--- begin Source material ---

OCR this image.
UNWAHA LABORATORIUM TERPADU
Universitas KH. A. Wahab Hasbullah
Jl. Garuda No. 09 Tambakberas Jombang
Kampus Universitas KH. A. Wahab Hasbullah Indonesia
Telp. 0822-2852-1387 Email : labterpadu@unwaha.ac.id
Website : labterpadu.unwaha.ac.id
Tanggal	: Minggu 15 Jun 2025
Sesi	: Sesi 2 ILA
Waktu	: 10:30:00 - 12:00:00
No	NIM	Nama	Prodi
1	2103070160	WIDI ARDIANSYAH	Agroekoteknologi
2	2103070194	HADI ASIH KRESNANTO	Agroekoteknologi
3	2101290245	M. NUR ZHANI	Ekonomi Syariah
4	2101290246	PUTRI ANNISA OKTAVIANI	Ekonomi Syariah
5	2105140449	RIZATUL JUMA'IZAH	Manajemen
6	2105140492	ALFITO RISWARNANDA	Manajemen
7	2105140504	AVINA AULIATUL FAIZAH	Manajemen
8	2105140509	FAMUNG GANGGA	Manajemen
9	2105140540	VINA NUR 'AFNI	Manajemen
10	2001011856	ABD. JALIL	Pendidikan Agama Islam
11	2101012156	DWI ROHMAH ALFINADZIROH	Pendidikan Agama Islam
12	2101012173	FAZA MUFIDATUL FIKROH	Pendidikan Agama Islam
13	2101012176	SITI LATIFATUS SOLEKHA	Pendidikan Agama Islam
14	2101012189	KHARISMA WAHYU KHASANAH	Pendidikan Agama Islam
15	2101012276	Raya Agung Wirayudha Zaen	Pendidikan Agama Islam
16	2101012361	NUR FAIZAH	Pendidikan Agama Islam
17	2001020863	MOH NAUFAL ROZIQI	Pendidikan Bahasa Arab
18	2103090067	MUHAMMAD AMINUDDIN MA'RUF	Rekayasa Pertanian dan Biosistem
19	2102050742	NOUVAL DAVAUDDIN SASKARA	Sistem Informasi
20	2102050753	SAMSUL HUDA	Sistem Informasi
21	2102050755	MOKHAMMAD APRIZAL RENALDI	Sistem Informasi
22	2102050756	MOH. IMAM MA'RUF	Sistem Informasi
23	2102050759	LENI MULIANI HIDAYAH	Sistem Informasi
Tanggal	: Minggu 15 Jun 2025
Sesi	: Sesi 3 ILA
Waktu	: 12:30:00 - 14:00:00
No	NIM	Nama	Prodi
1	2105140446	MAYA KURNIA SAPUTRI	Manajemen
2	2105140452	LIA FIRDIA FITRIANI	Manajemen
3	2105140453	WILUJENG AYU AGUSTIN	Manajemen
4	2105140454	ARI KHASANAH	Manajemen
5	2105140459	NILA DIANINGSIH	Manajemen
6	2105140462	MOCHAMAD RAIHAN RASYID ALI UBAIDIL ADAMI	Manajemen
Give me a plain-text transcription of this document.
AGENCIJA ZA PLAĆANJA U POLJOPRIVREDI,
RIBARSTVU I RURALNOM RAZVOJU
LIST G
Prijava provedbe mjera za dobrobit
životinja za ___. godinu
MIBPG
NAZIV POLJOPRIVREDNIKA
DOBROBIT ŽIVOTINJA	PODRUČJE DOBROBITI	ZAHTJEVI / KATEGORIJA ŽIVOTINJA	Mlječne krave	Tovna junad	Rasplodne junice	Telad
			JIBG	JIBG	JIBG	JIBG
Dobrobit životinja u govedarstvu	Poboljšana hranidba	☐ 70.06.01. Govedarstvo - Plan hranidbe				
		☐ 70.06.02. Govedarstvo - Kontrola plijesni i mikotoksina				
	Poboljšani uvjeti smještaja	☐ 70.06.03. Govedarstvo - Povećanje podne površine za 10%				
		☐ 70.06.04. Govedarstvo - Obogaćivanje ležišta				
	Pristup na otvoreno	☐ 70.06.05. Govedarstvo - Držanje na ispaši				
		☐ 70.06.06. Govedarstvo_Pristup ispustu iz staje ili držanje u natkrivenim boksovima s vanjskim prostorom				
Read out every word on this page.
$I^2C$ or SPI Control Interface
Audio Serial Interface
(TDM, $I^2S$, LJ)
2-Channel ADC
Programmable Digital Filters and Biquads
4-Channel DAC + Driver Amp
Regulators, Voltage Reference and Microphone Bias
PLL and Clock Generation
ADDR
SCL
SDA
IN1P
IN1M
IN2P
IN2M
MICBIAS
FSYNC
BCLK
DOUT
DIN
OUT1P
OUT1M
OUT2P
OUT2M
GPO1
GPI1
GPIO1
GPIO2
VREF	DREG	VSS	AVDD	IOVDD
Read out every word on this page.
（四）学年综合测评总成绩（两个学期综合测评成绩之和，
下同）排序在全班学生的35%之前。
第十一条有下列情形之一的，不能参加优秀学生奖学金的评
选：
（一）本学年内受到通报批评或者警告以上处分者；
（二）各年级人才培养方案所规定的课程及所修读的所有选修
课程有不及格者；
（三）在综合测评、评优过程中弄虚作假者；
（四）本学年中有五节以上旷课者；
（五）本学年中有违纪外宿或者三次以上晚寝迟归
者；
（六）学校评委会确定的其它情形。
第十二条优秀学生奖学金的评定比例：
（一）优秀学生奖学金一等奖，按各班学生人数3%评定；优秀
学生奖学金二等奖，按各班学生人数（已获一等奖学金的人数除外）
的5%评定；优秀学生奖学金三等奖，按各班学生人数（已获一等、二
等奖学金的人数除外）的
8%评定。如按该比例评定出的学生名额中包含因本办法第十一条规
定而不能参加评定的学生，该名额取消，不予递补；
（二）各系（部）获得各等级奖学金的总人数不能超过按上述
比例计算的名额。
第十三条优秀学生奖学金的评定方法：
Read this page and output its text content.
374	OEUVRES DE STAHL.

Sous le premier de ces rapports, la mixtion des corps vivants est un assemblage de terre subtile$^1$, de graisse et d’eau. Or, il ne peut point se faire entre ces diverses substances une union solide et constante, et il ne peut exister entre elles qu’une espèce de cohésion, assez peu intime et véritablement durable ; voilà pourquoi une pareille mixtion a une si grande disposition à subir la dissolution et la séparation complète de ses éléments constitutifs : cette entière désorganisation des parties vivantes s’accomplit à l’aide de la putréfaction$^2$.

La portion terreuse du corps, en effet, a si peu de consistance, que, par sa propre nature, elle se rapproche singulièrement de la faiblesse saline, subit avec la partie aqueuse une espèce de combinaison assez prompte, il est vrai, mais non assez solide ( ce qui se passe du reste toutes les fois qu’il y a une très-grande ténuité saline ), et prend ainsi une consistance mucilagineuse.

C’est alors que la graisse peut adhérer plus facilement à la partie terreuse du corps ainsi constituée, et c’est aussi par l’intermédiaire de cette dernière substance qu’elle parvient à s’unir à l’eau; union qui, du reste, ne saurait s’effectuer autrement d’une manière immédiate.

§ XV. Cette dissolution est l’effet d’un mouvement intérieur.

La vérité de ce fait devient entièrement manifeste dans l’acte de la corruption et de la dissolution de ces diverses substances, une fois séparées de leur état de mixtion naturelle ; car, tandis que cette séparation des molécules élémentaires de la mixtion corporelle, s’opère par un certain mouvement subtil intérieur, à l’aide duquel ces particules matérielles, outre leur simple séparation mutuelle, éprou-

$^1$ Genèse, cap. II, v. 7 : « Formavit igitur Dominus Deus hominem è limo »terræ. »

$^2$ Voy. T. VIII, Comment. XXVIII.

--- end Source material ---

- _Task objective_
For each line of the entries that includes "KHASANAH", show that line.

- _Result of this task_
14	2101012189	KHARISMA WAHYU KHASANAH	Pendidikan Agama Islam
4	2105140454	ARI KHASANAH	Manajemen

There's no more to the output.